### THE EXERCISE
Restate the full set of records exactly, without adding or dropping a word.

### RECORDS SHOWN
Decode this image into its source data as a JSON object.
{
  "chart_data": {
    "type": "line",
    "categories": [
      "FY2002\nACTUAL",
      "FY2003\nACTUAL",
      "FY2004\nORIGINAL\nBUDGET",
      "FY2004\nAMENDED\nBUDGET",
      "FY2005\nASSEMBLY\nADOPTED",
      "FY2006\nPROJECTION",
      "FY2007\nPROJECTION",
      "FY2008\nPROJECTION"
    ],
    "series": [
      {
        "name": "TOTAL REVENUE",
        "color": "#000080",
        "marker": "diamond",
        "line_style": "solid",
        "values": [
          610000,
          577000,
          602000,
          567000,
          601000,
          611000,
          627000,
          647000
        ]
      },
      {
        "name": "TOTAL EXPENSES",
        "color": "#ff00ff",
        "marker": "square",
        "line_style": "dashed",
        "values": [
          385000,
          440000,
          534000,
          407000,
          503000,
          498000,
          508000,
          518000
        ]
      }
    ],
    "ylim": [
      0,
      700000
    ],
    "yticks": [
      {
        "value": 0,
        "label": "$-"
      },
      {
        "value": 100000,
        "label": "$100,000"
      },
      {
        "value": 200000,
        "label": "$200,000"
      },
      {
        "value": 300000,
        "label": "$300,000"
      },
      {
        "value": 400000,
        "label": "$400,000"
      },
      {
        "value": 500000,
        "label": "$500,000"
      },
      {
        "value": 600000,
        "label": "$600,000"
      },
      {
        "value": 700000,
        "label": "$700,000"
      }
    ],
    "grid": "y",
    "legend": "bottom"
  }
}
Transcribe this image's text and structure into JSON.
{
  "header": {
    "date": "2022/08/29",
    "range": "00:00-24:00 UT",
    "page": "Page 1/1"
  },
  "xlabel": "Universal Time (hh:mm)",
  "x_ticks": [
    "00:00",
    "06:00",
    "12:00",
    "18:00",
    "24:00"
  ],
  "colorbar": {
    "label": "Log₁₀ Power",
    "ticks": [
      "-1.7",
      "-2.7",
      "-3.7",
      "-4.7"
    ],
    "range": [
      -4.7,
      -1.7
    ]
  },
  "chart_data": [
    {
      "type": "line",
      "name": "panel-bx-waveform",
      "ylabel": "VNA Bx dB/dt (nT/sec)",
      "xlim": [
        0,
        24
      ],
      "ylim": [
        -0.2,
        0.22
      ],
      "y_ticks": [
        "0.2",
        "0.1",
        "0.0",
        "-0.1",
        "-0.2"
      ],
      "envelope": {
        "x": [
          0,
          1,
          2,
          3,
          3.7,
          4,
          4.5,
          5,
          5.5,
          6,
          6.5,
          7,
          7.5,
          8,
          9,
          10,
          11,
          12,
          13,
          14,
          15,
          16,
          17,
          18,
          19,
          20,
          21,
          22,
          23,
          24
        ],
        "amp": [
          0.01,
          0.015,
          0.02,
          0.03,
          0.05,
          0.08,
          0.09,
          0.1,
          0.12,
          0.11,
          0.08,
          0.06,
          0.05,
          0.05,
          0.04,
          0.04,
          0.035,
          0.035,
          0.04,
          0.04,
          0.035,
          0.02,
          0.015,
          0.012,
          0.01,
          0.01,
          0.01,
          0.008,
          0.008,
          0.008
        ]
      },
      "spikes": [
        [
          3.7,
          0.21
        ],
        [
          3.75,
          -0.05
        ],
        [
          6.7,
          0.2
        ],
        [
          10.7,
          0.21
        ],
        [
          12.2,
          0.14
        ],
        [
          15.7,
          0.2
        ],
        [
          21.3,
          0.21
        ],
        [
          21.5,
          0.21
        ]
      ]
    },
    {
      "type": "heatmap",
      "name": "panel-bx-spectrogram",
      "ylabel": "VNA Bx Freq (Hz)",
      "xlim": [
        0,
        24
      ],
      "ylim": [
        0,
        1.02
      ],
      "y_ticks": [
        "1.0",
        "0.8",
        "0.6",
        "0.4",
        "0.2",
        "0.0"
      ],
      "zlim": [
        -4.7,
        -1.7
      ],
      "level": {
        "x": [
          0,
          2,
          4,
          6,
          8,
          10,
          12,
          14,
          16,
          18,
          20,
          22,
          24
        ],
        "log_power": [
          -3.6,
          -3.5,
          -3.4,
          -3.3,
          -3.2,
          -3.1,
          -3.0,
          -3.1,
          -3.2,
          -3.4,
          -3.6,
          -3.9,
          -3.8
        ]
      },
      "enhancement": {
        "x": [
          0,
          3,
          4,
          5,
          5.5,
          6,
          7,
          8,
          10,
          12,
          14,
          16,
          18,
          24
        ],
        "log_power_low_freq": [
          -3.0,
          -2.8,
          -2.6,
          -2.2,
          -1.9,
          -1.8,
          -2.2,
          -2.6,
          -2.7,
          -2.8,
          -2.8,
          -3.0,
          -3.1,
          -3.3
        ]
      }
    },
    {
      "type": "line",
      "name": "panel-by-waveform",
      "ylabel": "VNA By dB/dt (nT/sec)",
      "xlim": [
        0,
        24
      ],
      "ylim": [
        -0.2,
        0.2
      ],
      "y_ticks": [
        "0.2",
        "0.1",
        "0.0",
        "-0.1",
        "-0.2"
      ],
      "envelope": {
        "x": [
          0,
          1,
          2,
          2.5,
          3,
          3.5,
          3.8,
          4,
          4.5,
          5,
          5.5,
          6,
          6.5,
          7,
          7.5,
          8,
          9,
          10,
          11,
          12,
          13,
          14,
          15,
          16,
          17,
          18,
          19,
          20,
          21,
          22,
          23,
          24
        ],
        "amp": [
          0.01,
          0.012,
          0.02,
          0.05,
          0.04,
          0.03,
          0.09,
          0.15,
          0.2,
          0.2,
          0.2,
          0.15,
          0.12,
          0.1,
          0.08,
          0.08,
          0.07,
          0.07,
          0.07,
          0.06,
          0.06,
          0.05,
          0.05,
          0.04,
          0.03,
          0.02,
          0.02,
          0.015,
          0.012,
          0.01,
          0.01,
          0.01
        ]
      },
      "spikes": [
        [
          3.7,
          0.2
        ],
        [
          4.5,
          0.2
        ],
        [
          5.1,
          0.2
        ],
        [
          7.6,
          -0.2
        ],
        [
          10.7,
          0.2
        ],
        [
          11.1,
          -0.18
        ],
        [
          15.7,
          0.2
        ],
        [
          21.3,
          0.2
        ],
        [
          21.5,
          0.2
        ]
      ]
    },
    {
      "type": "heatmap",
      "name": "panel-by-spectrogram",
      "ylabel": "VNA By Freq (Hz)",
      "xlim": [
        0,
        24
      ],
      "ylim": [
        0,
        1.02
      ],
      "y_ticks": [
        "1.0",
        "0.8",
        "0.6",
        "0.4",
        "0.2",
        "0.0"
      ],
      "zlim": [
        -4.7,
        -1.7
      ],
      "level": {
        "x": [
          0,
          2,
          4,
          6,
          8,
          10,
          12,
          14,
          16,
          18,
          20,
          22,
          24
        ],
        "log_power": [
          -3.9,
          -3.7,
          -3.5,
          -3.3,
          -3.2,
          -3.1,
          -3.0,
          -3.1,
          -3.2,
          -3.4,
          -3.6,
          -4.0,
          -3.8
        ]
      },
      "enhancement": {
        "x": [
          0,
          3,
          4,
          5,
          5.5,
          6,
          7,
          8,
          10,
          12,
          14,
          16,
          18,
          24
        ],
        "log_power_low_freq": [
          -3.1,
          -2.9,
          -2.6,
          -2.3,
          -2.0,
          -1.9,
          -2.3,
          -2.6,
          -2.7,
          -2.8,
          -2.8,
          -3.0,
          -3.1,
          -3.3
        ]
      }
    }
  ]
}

### SOLUTION
Decode this image into its source data as a JSON object.
{
  "chart_data": {
    "type": "line",
    "categories": [
      "FY2002\nACTUAL",
      "FY2003\nACTUAL",
      "FY2004\nORIGINAL\nBUDGET",
      "FY2004\nAMENDED\nBUDGET",
      "FY2005\nASSEMBLY\nADOPTED",
      "FY2006\nPROJECTION",
      "FY2007\nPROJECTION",
      "FY2008\nPROJECTION"
    ],
    "series": [
      {
        "name": "TOTAL REVENUE",
        "color": "#000080",
        "marker": "diamond",
        "line_style": "solid",
        "values": [
          610000,
          577000,
          602000,
          567000,
          601000,
          611000,
          627000,
          647000
        ]
      },
      {
        "name": "TOTAL EXPENSES",
        "color": "#ff00ff",
        "marker": "square",
        "line_style": "dashed",
        "values": [
          385000,
          440000,
          534000,
          407000,
          503000,
          498000,
          508000,
          518000
        ]
      }
    ],
    "ylim": [
      0,
      700000
    ],
    "yticks": [
      {
        "value": 0,
        "label": "$-"
      },
      {
        "value": 100000,
        "label": "$100,000"
      },
      {
        "value": 200000,
        "label": "$200,000"
      },
      {
        "value": 300000,
        "label": "$300,000"
      },
      {
        "value": 400000,
        "label": "$400,000"
      },
      {
        "value": 500000,
        "label": "$500,000"
      },
      {
        "value": 600000,
        "label": "$600,000"
      },
      {
        "value": 700000,
        "label": "$700,000"
      }
    ],
    "grid": "y",
    "legend": "bottom"
  }
}
Transcribe this image's text and structure into JSON.
{
  "header": {
    "date": "2022/08/29",
    "range": "00:00-24:00 UT",
    "page": "Page 1/1"
  },
  "xlabel": "Universal Time (hh:mm)",
  "x_ticks": [
    "00:00",
    "06:00",
    "12:00",
    "18:00",
    "24:00"
  ],
  "colorbar": {
    "label": "Log₁₀ Power",
    "ticks": [
      "-1.7",
      "-2.7",
      "-3.7",
      "-4.7"
    ],
    "range": [
      -4.7,
      -1.7
    ]
  },
  "chart_data": [
    {
      "type": "line",
      "name": "panel-bx-waveform",
      "ylabel": "VNA Bx dB/dt (nT/sec)",
      "xlim": [
        0,
        24
      ],
      "ylim": [
        -0.2,
        0.22
      ],
      "y_ticks": [
        "0.2",
        "0.1",
        "0.0",
        "-0.1",
        "-0.2"
      ],
      "envelope": {
        "x": [
          0,
          1,
          2,
          3,
          3.7,
          4,
          4.5,
          5,
          5.5,
          6,
          6.5,
          7,
          7.5,
          8,
          9,
          10,
          11,
          12,
          13,
          14,
          15,
          16,
          17,
          18,
          19,
          20,
          21,
          22,
          23,
          24
        ],
        "amp": [
          0.01,
          0.015,
          0.02,
          0.03,
          0.05,
          0.08,
          0.09,
          0.1,
          0.12,
          0.11,
          0.08,
          0.06,
          0.05,
          0.05,
          0.04,
          0.04,
          0.035,
          0.035,
          0.04,
          0.04,
          0.035,
          0.02,
          0.015,
          0.012,
          0.01,
          0.01,
          0.01,
          0.008,
          0.008,
          0.008
        ]
      },
      "spikes": [
        [
          3.7,
          0.21
        ],
        [
          3.75,
          -0.05
        ],
        [
          6.7,
          0.2
        ],
        [
          10.7,
          0.21
        ],
        [
          12.2,
          0.14
        ],
        [
          15.7,
          0.2
        ],
        [
          21.3,
          0.21
        ],
        [
          21.5,
          0.21
        ]
      ]
    },
    {
      "type": "heatmap",
      "name": "panel-bx-spectrogram",
      "ylabel": "VNA Bx Freq (Hz)",
      "xlim": [
        0,
        24
      ],
      "ylim": [
        0,
        1.02
      ],
      "y_ticks": [
        "1.0",
        "0.8",
        "0.6",
        "0.4",
        "0.2",
        "0.0"
      ],
      "zlim": [
        -4.7,
        -1.7
      ],
      "level": {
        "x": [
          0,
          2,
          4,
          6,
          8,
          10,
          12,
          14,
          16,
          18,
          20,
          22,
          24
        ],
        "log_power": [
          -3.6,
          -3.5,
          -3.4,
          -3.3,
          -3.2,
          -3.1,
          -3.0,
          -3.1,
          -3.2,
          -3.4,
          -3.6,
          -3.9,
          -3.8
        ]
      },
      "enhancement": {
        "x": [
          0,
          3,
          4,
          5,
          5.5,
          6,
          7,
          8,
          10,
          12,
          14,
          16,
          18,
          24
        ],
        "log_power_low_freq": [
          -3.0,
          -2.8,
          -2.6,
          -2.2,
          -1.9,
          -1.8,
          -2.2,
          -2.6,
          -2.7,
          -2.8,
          -2.8,
          -3.0,
          -3.1,
          -3.3
        ]
      }
    },
    {
      "type": "line",
      "name": "panel-by-waveform",
      "ylabel": "VNA By dB/dt (nT/sec)",
      "xlim": [
        0,
        24
      ],
      "ylim": [
        -0.2,
        0.2
      ],
      "y_ticks": [
        "0.2",
        "0.1",
        "0.0",
        "-0.1",
        "-0.2"
      ],
      "envelope": {
        "x": [
          0,
          1,
          2,
          2.5,
          3,
          3.5,
          3.8,
          4,
          4.5,
          5,
          5.5,
          6,
          6.5,
          7,
          7.5,
          8,
          9,
          10,
          11,
          12,
          13,
          14,
          15,
          16,
          17,
          18,
          19,
          20,
          21,
          22,
          23,
          24
        ],
        "amp": [
          0.01,
          0.012,
          0.02,
          0.05,
          0.04,
          0.03,
          0.09,
          0.15,
          0.2,
          0.2,
          0.2,
          0.15,
          0.12,
          0.1,
          0.08,
          0.08,
          0.07,
          0.07,
          0.07,
          0.06,
          0.06,
          0.05,
          0.05,
          0.04,
          0.03,
          0.02,
          0.02,
          0.015,
          0.012,
          0.01,
          0.01,
          0.01
        ]
      },
      "spikes": [
        [
          3.7,
          0.2
        ],
        [
          4.5,
          0.2
        ],
        [
          5.1,
          0.2
        ],
        [
          7.6,
          -0.2
        ],
        [
          10.7,
          0.2
        ],
        [
          11.1,
          -0.18
        ],
        [
          15.7,
          0.2
        ],
        [
          21.3,
          0.2
        ],
        [
          21.5,
          0.2
        ]
      ]
    },
    {
      "type": "heatmap",
      "name": "panel-by-spectrogram",
      "ylabel": "VNA By Freq (Hz)",
      "xlim": [
        0,
        24
      ],
      "ylim": [
        0,
        1.02
      ],
      "y_ticks": [
        "1.0",
        "0.8",
        "0.6",
        "0.4",
        "0.2",
        "0.0"
      ],
      "zlim": [
        -4.7,
        -1.7
      ],
      "level": {
        "x": [
          0,
          2,
          4,
          6,
          8,
          10,
          12,
          14,
          16,
          18,
          20,
          22,
          24
        ],
        "log_power": [
          -3.9,
          -3.7,
          -3.5,
          -3.3,
          -3.2,
          -3.1,
          -3.0,
          -3.1,
          -3.2,
          -3.4,
          -3.6,
          -4.0,
          -3.8
        ]
      },
      "enhancement": {
        "x": [
          0,
          3,
          4,
          5,
          5.5,
          6,
          7,
          8,
          10,
          12,
          14,
          16,
          18,
          24
        ],
        "log_power_low_freq": [
          -3.1,
          -2.9,
          -2.6,
          -2.3,
          -2.0,
          -1.9,
          -2.3,
          -2.6,
          -2.7,
          -2.8,
          -2.8,
          -3.0,
          -3.1,
          -3.3
        ]
      }
    }
  ]
}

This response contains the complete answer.